- **Task objective**
Return all lines with the word "Strength" in them.

**********

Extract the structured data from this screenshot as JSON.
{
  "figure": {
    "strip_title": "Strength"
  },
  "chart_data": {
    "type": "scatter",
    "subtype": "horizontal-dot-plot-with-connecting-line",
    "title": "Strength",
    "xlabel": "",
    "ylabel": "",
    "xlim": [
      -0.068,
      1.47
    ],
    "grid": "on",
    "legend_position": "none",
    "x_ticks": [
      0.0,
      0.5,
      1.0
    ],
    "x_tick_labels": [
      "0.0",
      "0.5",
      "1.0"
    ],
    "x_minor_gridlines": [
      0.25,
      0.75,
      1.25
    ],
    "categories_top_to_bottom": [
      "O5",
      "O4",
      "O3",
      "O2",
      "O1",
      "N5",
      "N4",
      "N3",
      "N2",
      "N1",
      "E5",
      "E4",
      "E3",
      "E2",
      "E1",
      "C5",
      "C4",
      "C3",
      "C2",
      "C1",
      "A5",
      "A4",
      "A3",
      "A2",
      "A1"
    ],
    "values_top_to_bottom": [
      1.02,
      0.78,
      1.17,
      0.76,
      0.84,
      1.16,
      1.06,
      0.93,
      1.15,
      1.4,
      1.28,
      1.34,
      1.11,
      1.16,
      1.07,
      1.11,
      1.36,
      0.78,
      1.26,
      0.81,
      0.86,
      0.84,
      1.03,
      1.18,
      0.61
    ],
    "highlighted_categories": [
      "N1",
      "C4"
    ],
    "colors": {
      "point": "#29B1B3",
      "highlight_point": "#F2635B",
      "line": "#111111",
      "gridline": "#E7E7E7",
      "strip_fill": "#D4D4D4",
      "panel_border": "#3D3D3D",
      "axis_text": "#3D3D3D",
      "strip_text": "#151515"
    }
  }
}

**********

- **Exercise solution**
    "strip_title": "Strength"
    "title": "Strength",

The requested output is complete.